Prompt
Records follow. Copy every line with "name".

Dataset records
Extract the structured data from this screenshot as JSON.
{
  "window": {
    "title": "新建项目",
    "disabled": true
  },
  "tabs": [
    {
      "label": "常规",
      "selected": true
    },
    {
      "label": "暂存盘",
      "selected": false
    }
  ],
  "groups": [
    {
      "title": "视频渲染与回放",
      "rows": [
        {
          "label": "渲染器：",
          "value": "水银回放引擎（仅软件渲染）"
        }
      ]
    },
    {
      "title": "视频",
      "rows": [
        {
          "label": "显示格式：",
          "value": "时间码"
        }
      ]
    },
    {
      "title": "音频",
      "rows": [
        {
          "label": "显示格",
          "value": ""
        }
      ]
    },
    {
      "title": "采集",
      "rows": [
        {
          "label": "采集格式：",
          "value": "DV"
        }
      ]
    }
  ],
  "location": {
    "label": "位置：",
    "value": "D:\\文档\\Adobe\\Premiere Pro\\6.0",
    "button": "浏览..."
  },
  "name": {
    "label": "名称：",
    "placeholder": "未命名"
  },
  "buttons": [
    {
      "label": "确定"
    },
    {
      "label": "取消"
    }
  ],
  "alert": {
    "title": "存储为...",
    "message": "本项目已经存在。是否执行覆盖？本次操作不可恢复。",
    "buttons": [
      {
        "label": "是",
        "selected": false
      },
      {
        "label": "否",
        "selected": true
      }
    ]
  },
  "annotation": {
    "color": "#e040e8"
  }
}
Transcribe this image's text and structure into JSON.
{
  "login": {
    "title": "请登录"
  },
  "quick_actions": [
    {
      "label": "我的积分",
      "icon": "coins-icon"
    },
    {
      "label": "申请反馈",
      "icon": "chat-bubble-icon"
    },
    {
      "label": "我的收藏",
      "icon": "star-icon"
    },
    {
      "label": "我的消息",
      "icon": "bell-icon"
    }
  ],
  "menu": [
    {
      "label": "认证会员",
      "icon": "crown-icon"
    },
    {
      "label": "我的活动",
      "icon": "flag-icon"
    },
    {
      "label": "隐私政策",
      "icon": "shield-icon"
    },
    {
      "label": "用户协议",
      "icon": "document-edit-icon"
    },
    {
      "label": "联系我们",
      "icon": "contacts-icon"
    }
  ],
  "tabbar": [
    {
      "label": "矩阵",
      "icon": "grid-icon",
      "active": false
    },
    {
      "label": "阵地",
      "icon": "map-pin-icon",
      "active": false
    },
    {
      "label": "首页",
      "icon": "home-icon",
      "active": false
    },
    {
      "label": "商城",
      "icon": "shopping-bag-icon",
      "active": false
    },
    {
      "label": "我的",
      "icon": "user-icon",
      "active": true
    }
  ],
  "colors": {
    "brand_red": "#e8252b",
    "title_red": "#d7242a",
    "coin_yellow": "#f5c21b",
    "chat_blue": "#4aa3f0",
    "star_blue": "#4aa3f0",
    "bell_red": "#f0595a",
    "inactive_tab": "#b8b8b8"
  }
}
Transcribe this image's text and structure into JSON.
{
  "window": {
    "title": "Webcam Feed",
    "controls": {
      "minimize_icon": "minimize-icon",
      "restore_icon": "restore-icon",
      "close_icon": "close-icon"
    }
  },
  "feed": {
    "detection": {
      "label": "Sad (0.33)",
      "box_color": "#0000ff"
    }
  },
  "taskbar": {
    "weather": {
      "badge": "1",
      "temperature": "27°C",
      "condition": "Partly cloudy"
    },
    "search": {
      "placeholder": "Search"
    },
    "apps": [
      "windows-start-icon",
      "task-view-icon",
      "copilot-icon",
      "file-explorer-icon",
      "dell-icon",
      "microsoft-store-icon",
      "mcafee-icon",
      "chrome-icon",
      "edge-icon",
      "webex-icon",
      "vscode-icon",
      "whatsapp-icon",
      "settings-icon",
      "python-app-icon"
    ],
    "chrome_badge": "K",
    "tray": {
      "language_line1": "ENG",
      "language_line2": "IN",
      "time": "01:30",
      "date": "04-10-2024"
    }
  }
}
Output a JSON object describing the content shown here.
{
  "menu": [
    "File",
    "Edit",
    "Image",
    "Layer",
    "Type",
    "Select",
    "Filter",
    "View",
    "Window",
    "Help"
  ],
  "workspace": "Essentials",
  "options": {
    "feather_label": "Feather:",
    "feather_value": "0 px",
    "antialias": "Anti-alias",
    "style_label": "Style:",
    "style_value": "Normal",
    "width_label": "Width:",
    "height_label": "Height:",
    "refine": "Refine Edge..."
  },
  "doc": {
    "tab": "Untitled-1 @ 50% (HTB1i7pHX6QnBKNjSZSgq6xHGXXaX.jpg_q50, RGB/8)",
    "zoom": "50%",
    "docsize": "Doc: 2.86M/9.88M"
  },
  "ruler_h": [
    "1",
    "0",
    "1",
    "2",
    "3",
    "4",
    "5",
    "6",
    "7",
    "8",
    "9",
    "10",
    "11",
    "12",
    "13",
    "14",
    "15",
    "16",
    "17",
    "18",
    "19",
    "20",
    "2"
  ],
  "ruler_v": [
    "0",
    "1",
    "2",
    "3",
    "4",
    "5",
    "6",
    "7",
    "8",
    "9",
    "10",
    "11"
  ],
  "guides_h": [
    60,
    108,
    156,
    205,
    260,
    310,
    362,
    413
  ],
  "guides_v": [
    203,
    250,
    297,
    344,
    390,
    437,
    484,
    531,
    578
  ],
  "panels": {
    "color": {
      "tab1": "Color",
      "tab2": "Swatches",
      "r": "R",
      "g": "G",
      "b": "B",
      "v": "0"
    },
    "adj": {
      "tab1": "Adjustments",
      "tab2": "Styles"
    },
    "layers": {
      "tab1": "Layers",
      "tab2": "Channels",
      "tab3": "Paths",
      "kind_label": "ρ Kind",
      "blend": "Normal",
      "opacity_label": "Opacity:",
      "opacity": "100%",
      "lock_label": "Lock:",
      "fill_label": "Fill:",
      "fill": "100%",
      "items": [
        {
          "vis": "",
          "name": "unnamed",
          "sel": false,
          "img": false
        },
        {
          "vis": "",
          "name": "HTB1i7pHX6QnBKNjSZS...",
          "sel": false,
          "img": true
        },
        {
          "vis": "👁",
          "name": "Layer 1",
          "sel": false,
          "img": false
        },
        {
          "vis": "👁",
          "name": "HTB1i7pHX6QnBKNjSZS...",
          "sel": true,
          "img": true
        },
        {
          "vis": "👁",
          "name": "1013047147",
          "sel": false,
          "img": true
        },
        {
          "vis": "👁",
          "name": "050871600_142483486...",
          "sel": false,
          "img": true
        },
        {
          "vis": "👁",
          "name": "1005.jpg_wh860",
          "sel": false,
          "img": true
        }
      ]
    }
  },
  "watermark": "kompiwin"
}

Response to the task
  "name": {
          "name": "unnamed",
          "name": "HTB1i7pHX6QnBKNjSZS...",
          "name": "Layer 1",
          "name": "HTB1i7pHX6QnBKNjSZS...",
          "name": "1013047147",
          "name": "050871600_142483486...",
          "name": "1005.jpg_wh860",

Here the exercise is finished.